Dataset excerpt
*-*-*

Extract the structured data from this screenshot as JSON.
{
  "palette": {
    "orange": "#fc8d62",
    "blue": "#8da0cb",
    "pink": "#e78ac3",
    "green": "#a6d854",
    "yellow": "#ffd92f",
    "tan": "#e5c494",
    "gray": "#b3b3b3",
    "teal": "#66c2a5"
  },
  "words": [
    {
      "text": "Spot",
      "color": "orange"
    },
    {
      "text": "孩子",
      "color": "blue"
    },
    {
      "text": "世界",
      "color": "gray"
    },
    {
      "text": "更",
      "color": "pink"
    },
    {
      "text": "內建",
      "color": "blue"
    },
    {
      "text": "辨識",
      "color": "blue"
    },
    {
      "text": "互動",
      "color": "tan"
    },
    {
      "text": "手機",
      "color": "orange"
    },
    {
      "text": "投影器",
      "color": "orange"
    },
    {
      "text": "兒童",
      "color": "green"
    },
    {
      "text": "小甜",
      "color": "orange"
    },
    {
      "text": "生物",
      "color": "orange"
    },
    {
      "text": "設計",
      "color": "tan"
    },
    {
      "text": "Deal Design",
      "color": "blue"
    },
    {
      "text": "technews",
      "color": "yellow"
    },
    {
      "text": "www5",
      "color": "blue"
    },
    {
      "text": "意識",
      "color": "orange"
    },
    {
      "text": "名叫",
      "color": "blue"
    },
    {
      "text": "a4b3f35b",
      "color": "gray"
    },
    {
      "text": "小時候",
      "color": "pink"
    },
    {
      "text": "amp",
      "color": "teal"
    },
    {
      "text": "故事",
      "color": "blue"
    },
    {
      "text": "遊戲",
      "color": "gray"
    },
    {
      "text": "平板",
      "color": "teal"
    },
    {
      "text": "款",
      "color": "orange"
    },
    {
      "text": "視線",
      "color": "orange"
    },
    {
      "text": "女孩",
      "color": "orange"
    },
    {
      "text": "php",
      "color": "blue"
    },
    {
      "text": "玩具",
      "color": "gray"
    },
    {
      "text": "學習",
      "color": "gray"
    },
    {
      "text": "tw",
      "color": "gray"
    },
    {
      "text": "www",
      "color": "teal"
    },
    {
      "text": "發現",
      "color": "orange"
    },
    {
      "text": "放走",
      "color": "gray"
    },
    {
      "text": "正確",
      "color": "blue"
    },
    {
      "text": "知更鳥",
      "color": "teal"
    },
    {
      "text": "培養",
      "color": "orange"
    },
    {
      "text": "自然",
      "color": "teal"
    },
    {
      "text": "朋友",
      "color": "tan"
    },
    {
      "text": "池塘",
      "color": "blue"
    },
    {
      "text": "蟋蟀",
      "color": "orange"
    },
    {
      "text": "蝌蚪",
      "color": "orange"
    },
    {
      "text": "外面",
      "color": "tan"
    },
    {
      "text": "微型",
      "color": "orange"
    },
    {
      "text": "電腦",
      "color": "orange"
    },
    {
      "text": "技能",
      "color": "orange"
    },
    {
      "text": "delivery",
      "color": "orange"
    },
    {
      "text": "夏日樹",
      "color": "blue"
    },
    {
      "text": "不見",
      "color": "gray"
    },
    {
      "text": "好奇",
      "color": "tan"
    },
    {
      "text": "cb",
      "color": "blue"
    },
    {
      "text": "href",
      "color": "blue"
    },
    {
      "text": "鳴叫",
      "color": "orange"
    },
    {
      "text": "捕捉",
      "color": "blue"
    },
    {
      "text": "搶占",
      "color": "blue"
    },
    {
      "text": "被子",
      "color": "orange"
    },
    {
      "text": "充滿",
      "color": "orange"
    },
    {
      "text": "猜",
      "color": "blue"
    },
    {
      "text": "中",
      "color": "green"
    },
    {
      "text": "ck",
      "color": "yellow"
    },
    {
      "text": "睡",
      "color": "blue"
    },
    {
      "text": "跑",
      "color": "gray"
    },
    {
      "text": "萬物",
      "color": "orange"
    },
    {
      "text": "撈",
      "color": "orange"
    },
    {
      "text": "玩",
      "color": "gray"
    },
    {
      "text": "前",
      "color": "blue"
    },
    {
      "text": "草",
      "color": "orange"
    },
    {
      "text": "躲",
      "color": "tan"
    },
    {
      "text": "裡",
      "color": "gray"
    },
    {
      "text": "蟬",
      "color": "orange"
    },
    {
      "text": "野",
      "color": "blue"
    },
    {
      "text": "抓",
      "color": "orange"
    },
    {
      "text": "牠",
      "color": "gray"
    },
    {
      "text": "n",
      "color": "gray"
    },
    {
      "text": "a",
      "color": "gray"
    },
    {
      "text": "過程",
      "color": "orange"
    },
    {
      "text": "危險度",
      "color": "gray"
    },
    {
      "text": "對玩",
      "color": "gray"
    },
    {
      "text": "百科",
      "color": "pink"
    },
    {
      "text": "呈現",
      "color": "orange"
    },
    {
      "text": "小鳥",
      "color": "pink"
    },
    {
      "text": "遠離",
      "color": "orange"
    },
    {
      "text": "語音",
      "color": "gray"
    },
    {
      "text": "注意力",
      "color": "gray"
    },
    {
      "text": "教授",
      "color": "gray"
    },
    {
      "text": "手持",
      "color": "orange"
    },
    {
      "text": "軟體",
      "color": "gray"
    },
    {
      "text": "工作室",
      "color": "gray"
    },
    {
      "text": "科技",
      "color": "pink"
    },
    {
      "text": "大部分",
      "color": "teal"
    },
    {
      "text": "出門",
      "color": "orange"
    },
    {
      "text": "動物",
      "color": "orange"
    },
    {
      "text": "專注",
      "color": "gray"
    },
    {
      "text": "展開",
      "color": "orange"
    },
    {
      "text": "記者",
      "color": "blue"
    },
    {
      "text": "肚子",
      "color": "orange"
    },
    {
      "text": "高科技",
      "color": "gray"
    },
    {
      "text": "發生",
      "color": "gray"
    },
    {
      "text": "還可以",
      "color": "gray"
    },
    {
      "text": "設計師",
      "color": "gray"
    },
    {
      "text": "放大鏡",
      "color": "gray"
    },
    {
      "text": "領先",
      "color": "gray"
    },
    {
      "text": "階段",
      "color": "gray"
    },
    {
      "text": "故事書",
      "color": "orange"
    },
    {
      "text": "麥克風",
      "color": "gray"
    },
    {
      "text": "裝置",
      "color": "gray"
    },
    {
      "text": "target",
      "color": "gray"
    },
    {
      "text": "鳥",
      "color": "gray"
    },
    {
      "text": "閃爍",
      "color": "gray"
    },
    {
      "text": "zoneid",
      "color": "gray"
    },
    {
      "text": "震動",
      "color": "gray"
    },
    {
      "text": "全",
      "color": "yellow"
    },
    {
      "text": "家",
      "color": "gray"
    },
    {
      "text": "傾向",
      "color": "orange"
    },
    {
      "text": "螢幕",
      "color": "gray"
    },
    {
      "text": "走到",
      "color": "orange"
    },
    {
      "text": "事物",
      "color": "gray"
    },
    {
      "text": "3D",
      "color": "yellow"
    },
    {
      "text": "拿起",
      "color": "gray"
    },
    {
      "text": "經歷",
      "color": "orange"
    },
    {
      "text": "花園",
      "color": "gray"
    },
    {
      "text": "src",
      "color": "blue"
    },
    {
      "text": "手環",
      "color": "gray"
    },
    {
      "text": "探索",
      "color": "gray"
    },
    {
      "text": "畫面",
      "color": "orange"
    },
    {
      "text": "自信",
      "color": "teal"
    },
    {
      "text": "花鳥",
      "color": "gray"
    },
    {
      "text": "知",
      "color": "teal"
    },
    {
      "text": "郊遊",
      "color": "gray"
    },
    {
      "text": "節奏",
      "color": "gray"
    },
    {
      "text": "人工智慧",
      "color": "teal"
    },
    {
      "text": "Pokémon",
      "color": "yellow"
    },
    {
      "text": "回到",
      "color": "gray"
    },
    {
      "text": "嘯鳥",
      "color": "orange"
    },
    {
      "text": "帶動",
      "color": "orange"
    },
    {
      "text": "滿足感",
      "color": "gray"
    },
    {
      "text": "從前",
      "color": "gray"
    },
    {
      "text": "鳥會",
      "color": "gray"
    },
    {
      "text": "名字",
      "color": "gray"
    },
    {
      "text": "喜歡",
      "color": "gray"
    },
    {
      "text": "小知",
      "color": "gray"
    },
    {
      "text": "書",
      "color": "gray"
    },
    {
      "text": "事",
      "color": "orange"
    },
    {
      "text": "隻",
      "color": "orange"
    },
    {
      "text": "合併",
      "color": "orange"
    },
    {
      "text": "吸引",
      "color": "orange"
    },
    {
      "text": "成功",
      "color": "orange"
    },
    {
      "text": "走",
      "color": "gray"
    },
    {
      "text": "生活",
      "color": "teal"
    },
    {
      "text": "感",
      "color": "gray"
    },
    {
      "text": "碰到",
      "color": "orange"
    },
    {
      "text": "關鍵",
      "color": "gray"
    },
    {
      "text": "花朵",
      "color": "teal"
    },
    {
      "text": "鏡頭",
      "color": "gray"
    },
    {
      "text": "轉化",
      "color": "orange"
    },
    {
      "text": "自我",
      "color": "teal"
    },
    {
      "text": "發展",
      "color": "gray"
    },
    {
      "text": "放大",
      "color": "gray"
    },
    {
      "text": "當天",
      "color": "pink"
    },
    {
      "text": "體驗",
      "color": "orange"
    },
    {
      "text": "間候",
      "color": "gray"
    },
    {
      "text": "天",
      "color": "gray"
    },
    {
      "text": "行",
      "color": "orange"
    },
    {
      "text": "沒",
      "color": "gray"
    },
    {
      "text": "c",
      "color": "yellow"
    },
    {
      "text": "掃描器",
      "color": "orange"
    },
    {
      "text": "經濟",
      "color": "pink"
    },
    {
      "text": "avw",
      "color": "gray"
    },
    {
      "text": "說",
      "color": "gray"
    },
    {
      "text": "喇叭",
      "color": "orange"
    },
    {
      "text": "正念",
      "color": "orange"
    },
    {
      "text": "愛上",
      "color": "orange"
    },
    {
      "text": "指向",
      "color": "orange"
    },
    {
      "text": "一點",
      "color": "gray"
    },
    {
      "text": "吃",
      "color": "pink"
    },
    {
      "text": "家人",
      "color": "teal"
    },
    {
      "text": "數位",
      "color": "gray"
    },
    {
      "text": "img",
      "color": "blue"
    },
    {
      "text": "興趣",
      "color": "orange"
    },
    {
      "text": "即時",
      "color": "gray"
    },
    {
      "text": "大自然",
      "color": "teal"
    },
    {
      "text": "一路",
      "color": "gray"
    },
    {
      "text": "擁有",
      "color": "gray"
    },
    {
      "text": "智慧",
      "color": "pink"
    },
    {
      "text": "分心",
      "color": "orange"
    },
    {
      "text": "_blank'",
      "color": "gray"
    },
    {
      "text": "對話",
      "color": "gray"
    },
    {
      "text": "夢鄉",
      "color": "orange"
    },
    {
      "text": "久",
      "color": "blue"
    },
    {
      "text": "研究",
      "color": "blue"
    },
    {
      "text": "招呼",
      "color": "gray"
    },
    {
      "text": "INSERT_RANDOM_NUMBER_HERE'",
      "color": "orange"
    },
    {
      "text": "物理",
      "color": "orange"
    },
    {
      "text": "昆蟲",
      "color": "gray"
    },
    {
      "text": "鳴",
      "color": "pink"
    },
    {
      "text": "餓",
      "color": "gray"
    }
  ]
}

*-*-*

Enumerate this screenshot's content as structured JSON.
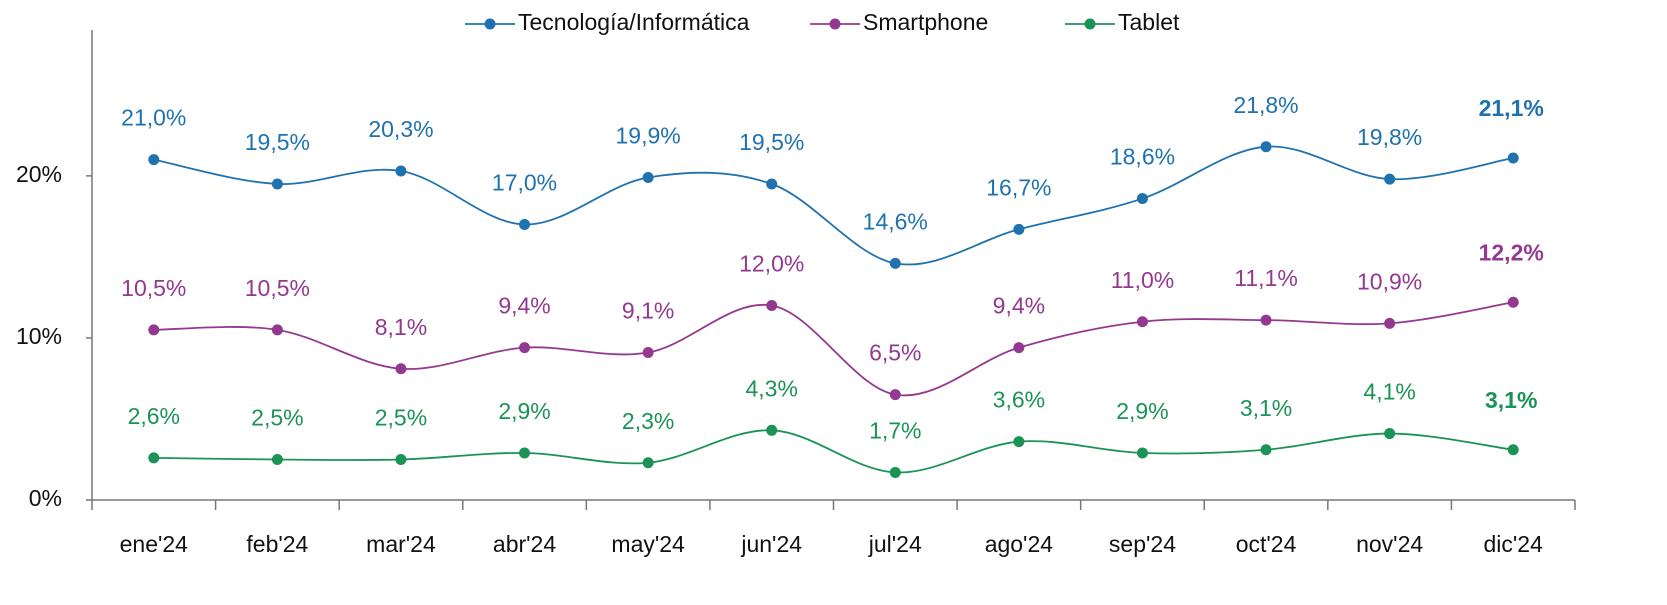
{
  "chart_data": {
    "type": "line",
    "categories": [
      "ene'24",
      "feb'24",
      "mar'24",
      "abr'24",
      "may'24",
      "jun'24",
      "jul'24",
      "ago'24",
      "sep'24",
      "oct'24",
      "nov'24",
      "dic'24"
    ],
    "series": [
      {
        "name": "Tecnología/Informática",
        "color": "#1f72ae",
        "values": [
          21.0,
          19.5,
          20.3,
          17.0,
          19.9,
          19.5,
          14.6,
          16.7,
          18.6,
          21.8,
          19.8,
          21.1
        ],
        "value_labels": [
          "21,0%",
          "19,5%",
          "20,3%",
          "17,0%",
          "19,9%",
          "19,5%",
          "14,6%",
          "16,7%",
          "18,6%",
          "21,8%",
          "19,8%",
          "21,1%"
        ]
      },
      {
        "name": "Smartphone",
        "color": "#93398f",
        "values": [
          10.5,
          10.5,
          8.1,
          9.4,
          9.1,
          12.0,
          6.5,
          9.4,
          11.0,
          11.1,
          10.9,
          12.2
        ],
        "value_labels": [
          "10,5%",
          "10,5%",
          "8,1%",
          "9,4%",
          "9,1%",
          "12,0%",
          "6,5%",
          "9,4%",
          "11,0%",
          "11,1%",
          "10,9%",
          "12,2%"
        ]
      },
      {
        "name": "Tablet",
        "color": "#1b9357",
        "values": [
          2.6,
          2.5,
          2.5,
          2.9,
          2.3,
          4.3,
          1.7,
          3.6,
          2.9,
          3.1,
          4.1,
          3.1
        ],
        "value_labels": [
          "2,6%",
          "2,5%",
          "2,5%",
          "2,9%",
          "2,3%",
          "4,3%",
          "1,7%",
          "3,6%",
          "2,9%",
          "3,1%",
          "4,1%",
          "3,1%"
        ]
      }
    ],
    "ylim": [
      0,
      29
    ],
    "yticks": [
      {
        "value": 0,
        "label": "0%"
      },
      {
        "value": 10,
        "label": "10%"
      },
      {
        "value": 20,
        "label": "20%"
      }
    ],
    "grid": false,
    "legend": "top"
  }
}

*-*-*

Search the listing for the word "JSON". Copy every line in which it occurs.

→ **OUTPUT FOR THIS EXERCISE**
Extract the structured data from this screenshot as JSON.
Enumerate this screenshot's content as structured JSON.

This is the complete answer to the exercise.